Work to complete => Every line below that mentions the word "company" should be copied out.

— START —

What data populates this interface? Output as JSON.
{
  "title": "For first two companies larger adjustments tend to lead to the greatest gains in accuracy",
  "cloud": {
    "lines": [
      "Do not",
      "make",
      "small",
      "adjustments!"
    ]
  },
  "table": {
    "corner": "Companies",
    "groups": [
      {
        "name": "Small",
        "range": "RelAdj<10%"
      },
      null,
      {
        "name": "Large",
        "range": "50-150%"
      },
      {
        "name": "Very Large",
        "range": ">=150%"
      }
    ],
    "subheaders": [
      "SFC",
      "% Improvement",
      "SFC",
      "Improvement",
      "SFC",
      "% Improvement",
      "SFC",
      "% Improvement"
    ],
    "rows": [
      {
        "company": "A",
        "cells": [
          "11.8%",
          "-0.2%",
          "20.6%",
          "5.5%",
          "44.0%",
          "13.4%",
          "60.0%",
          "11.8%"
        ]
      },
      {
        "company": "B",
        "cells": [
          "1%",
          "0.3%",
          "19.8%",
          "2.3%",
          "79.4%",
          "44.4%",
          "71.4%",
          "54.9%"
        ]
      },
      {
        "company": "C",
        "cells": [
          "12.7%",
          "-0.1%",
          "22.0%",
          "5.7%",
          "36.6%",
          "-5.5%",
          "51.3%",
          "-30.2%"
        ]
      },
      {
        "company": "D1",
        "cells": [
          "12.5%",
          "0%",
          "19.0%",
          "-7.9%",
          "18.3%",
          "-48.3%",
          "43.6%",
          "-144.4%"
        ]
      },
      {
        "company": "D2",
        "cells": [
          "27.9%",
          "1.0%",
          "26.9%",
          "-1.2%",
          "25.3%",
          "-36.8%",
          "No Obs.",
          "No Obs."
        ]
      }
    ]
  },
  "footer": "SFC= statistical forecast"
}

— END —

Solution to this task =>
        "company": "A",
        "company": "B",
        "company": "C",
        "company": "D1",
        "company": "D2",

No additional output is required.